[DOCUMENT EXTRACT]
- Developer: Agon Partners Innovation Team
- Stable release: 1.5.3-2018120800 (Ennio Morricone) / December 8, 2018; 7 years ago
- Written in: PHP, Perl
- Operating system: Linux
- Type: Utility software
- License: LGPL, MPL (Free Software)
- Website: agon-solution.ch
- Repository: github.com/i-MSCP/imscp ;

= I-MSCP =

i-MSCP (internet Multi Server Control Panel) is a free and open-source software for shared hosting environments management on Linux servers. It comes with a large choice of modules for various services such as Apache2, ProFTPd, Dovecot, Courier, Bind9, and can be easily extended through plugins, or listener files using its events-based API.

Latest stable is the 1.5.3 version (build 2018120800) which has been released on 8 December 2018.

Development of i-MSCP was inactive for several years following that release, and the existing version subsequently became incompatible with newer Linux distributions and software dependencies.

In September 2026, development of i-MSCP was officially revived by its original author, Laurent Declercq. The project is now owned and fully supported by AGON PARTNERS INNOVATION AG, where Declercq serves as Chief Technology Officer and continues to lead its development.
[/DOCUMENT EXTRACT]
[GIVEN RECORDS]
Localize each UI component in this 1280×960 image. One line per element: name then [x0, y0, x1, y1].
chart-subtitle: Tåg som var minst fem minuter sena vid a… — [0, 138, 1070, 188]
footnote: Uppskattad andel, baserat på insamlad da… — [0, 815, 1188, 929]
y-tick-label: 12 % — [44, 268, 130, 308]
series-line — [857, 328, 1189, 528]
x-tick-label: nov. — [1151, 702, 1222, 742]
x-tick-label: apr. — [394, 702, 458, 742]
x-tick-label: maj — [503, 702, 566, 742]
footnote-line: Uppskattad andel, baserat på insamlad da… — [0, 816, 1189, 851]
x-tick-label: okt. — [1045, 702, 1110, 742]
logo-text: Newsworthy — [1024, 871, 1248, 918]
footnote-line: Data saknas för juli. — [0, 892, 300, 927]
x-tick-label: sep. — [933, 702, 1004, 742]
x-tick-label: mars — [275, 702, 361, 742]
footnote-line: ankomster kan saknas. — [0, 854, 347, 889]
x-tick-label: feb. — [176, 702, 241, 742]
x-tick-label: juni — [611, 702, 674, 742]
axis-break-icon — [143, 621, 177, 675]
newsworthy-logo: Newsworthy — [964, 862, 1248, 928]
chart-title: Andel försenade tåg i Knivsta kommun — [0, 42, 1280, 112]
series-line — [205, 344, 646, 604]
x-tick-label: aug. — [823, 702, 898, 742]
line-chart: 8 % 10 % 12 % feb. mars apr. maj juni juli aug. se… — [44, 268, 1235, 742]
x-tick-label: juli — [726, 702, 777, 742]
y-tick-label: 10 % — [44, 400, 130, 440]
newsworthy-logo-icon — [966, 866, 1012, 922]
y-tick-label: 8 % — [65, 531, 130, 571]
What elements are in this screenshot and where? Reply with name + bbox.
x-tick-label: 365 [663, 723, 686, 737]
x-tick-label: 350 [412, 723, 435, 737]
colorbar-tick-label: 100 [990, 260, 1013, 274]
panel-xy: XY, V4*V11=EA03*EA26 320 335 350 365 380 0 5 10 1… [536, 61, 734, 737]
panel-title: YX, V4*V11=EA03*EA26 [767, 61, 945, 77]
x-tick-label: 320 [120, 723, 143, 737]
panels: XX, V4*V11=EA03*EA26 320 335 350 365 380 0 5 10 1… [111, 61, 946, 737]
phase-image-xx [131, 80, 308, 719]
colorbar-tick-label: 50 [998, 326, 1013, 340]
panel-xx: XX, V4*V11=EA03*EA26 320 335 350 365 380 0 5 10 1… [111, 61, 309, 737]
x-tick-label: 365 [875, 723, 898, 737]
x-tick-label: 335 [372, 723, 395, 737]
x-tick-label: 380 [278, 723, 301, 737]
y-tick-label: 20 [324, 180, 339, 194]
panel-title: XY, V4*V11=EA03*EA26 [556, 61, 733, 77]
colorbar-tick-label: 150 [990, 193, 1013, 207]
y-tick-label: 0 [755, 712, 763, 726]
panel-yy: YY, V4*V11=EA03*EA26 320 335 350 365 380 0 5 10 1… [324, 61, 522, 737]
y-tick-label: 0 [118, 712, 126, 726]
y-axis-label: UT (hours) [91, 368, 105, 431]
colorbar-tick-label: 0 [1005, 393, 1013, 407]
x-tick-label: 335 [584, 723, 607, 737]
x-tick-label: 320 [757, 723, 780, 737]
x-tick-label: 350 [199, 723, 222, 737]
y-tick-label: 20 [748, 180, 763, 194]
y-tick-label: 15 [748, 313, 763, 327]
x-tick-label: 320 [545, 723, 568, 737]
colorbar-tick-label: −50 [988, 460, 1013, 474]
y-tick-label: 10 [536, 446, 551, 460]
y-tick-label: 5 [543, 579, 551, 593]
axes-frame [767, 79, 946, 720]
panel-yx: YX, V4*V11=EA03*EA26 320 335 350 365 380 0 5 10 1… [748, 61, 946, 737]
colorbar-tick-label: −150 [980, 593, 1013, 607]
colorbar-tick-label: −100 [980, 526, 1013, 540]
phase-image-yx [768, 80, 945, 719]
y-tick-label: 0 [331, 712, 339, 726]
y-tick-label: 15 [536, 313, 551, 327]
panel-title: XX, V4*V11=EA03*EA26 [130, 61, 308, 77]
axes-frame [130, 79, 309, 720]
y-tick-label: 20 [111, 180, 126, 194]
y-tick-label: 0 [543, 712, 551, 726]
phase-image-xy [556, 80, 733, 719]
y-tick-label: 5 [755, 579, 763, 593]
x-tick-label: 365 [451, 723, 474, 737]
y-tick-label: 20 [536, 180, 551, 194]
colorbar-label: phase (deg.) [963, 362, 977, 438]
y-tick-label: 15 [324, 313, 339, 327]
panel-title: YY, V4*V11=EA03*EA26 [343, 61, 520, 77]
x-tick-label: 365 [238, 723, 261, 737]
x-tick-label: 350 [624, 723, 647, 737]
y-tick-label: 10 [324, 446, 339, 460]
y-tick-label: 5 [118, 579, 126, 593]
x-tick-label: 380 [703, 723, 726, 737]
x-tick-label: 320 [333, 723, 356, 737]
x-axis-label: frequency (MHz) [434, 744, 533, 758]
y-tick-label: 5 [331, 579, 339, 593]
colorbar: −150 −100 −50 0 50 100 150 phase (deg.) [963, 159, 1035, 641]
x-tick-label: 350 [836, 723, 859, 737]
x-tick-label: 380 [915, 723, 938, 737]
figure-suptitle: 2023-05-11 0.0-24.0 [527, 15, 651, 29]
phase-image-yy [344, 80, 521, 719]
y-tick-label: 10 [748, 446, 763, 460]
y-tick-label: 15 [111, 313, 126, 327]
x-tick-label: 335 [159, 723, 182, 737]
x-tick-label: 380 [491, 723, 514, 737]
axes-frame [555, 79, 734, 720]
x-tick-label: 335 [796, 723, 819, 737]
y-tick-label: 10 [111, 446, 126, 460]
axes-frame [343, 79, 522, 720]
[/GIVEN RECORDS]
• EXERCISE DIRECTIONS: Reproduce the i-MSCP article in full, word for word, from the opening developer line through the final paragraph.

• ANSWER AREA:
- Developer: Agon Partners Innovation Team
- Stable release: 1.5.3-2018120800 (Ennio Morricone) / December 8, 2018; 7 years ago
- Written in: PHP, Perl
- Operating system: Linux
- Type: Utility software
- License: LGPL, MPL (Free Software)
- Website: agon-solution.ch
- Repository: github.com/i-MSCP/imscp ;

= I-MSCP =

i-MSCP (internet Multi Server Control Panel) is a free and open-source software for shared hosting environments management on Linux servers. It comes with a large choice of modules for various services such as Apache2, ProFTPd, Dovecot, Courier, Bind9, and can be easily extended through plugins, or listener files using its events-based API.

Latest stable is the 1.5.3 version (build 2018120800) which has been released on 8 December 2018.

Development of i-MSCP was inactive for several years following that release, and the existing version subsequently became incompatible with newer Linux distributions and software dependencies.

In September 2026, development of i-MSCP was officially revived by its original author, Laurent Declercq. The project is now owned and fully supported by AGON PARTNERS INNOVATION AG, where Declercq serves as Chief Technology Officer and continues to lead its development.